▶ **RECORD EXCERPTS**:
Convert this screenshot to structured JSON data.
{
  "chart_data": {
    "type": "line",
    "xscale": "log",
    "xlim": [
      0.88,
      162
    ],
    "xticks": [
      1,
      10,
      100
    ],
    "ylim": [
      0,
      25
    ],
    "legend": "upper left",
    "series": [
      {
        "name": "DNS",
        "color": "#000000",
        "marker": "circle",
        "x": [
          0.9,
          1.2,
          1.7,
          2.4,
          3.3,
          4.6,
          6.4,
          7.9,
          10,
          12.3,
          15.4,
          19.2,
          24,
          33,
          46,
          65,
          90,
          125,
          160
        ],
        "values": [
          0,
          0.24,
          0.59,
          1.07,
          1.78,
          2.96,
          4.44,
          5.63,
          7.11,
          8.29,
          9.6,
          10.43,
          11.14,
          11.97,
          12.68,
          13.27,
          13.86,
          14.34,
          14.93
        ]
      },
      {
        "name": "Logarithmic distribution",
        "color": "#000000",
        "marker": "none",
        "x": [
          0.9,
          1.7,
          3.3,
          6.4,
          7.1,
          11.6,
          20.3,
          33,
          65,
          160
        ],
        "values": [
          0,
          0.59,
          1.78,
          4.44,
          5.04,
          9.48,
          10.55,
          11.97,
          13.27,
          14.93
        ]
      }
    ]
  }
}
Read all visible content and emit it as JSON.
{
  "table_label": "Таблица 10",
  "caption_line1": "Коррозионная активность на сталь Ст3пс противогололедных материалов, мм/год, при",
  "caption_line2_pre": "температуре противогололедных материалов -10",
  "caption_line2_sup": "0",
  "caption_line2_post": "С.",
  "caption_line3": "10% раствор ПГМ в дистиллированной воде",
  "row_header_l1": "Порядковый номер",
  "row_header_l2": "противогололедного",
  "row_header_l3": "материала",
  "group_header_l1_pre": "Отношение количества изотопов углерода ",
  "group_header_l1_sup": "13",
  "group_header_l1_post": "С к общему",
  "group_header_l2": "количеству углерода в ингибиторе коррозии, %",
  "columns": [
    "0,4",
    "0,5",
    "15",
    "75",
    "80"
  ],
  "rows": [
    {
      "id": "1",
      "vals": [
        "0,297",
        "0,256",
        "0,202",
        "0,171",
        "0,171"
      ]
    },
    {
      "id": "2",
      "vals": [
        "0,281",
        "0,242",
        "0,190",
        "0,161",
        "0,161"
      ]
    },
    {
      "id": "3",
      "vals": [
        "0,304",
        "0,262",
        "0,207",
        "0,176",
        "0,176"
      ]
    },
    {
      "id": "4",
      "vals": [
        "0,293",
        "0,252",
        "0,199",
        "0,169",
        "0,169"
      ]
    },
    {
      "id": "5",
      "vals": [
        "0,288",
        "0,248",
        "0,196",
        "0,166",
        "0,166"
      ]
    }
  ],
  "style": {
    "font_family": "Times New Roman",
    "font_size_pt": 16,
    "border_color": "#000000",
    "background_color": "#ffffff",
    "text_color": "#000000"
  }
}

▶ **OBJECTIVE**: Write out each line of the data above again, exactly as given.

▶ **RESPONSE FOR THIS EXERCISE**:
Convert this screenshot to structured JSON data.
{
  "chart_data": {
    "type": "line",
    "xscale": "log",
    "xlim": [
      0.88,
      162
    ],
    "xticks": [
      1,
      10,
      100
    ],
    "ylim": [
      0,
      25
    ],
    "legend": "upper left",
    "series": [
      {
        "name": "DNS",
        "color": "#000000",
        "marker": "circle",
        "x": [
          0.9,
          1.2,
          1.7,
          2.4,
          3.3,
          4.6,
          6.4,
          7.9,
          10,
          12.3,
          15.4,
          19.2,
          24,
          33,
          46,
          65,
          90,
          125,
          160
        ],
        "values": [
          0,
          0.24,
          0.59,
          1.07,
          1.78,
          2.96,
          4.44,
          5.63,
          7.11,
          8.29,
          9.6,
          10.43,
          11.14,
          11.97,
          12.68,
          13.27,
          13.86,
          14.34,
          14.93
        ]
      },
      {
        "name": "Logarithmic distribution",
        "color": "#000000",
        "marker": "none",
        "x": [
          0.9,
          1.7,
          3.3,
          6.4,
          7.1,
          11.6,
          20.3,
          33,
          65,
          160
        ],
        "values": [
          0,
          0.59,
          1.78,
          4.44,
          5.04,
          9.48,
          10.55,
          11.97,
          13.27,
          14.93
        ]
      }
    ]
  }
}
Read all visible content and emit it as JSON.
{
  "table_label": "Таблица 10",
  "caption_line1": "Коррозионная активность на сталь Ст3пс противогололедных материалов, мм/год, при",
  "caption_line2_pre": "температуре противогололедных материалов -10",
  "caption_line2_sup": "0",
  "caption_line2_post": "С.",
  "caption_line3": "10% раствор ПГМ в дистиллированной воде",
  "row_header_l1": "Порядковый номер",
  "row_header_l2": "противогололедного",
  "row_header_l3": "материала",
  "group_header_l1_pre": "Отношение количества изотопов углерода ",
  "group_header_l1_sup": "13",
  "group_header_l1_post": "С к общему",
  "group_header_l2": "количеству углерода в ингибиторе коррозии, %",
  "columns": [
    "0,4",
    "0,5",
    "15",
    "75",
    "80"
  ],
  "rows": [
    {
      "id": "1",
      "vals": [
        "0,297",
        "0,256",
        "0,202",
        "0,171",
        "0,171"
      ]
    },
    {
      "id": "2",
      "vals": [
        "0,281",
        "0,242",
        "0,190",
        "0,161",
        "0,161"
      ]
    },
    {
      "id": "3",
      "vals": [
        "0,304",
        "0,262",
        "0,207",
        "0,176",
        "0,176"
      ]
    },
    {
      "id": "4",
      "vals": [
        "0,293",
        "0,252",
        "0,199",
        "0,169",
        "0,169"
      ]
    },
    {
      "id": "5",
      "vals": [
        "0,288",
        "0,248",
        "0,196",
        "0,166",
        "0,166"
      ]
    }
  ],
  "style": {
    "font_family": "Times New Roman",
    "font_size_pt": 16,
    "border_color": "#000000",
    "background_color": "#ffffff",
    "text_color": "#000000"
  }
}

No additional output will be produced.